Exercise brief: Extract the complete listing and output it unchanged.

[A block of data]
_ _ _ _ _
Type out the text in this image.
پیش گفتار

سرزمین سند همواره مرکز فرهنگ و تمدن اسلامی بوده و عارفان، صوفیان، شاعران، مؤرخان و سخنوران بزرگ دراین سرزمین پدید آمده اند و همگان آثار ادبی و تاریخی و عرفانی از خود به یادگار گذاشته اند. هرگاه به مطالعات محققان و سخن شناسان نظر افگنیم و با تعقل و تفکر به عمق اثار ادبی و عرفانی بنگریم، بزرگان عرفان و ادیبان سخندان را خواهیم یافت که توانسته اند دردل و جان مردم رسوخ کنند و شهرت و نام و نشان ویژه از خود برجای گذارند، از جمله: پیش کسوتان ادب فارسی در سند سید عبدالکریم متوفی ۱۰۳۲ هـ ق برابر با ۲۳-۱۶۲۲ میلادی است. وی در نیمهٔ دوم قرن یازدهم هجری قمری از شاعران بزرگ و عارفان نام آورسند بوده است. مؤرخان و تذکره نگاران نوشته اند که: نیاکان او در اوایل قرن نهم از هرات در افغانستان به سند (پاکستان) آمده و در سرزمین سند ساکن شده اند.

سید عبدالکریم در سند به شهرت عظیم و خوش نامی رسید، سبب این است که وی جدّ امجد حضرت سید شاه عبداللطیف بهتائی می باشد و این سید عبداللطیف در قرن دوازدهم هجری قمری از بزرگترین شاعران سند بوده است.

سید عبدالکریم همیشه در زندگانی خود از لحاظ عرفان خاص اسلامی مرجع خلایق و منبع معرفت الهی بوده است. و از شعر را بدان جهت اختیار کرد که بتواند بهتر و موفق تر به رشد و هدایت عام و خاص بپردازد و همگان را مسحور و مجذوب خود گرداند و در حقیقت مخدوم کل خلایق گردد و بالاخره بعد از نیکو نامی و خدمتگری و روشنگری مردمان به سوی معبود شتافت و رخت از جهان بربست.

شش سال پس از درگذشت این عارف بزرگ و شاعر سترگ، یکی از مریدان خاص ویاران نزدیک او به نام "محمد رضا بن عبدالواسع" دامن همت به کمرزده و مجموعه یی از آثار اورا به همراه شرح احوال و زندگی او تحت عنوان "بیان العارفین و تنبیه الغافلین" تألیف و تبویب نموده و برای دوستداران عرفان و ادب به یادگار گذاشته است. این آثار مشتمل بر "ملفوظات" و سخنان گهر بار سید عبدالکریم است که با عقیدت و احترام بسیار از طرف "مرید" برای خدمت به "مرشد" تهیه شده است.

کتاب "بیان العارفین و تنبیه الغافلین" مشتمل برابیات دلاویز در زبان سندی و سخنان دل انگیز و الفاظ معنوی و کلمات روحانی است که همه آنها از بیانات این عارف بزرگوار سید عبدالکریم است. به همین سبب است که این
_ _ _ _ _
Answer to this problem:
Type out the text in this image.
پیش گفتار

سرزمین سند همواره مرکز فرهنگ و تمدن اسلامی بوده و عارفان، صوفیان، شاعران، مؤرخان و سخنوران بزرگ دراین سرزمین پدید آمده اند و همگان آثار ادبی و تاریخی و عرفانی از خود به یادگار گذاشته اند. هرگاه به مطالعات محققان و سخن شناسان نظر افگنیم و با تعقل و تفکر به عمق اثار ادبی و عرفانی بنگریم، بزرگان عرفان و ادیبان سخندان را خواهیم یافت که توانسته اند دردل و جان مردم رسوخ کنند و شهرت و نام و نشان ویژه از خود برجای گذارند، از جمله: پیش کسوتان ادب فارسی در سند سید عبدالکریم متوفی ۱۰۳۲ هـ ق برابر با ۲۳-۱۶۲۲ میلادی است. وی در نیمهٔ دوم قرن یازدهم هجری قمری از شاعران بزرگ و عارفان نام آورسند بوده است. مؤرخان و تذکره نگاران نوشته اند که: نیاکان او در اوایل قرن نهم از هرات در افغانستان به سند (پاکستان) آمده و در سرزمین سند ساکن شده اند.

سید عبدالکریم در سند به شهرت عظیم و خوش نامی رسید، سبب این است که وی جدّ امجد حضرت سید شاه عبداللطیف بهتائی می باشد و این سید عبداللطیف در قرن دوازدهم هجری قمری از بزرگترین شاعران سند بوده است.

سید عبدالکریم همیشه در زندگانی خود از لحاظ عرفان خاص اسلامی مرجع خلایق و منبع معرفت الهی بوده است. و از شعر را بدان جهت اختیار کرد که بتواند بهتر و موفق تر به رشد و هدایت عام و خاص بپردازد و همگان را مسحور و مجذوب خود گرداند و در حقیقت مخدوم کل خلایق گردد و بالاخره بعد از نیکو نامی و خدمتگری و روشنگری مردمان به سوی معبود شتافت و رخت از جهان بربست.

شش سال پس از درگذشت این عارف بزرگ و شاعر سترگ، یکی از مریدان خاص ویاران نزدیک او به نام "محمد رضا بن عبدالواسع" دامن همت به کمرزده و مجموعه یی از آثار اورا به همراه شرح احوال و زندگی او تحت عنوان "بیان العارفین و تنبیه الغافلین" تألیف و تبویب نموده و برای دوستداران عرفان و ادب به یادگار گذاشته است. این آثار مشتمل بر "ملفوظات" و سخنان گهر بار سید عبدالکریم است که با عقیدت و احترام بسیار از طرف "مرید" برای خدمت به "مرشد" تهیه شده است.

کتاب "بیان العارفین و تنبیه الغافلین" مشتمل برابیات دلاویز در زبان سندی و سخنان دل انگیز و الفاظ معنوی و کلمات روحانی است که همه آنها از بیانات این عارف بزرگوار سید عبدالکریم است. به همین سبب است که این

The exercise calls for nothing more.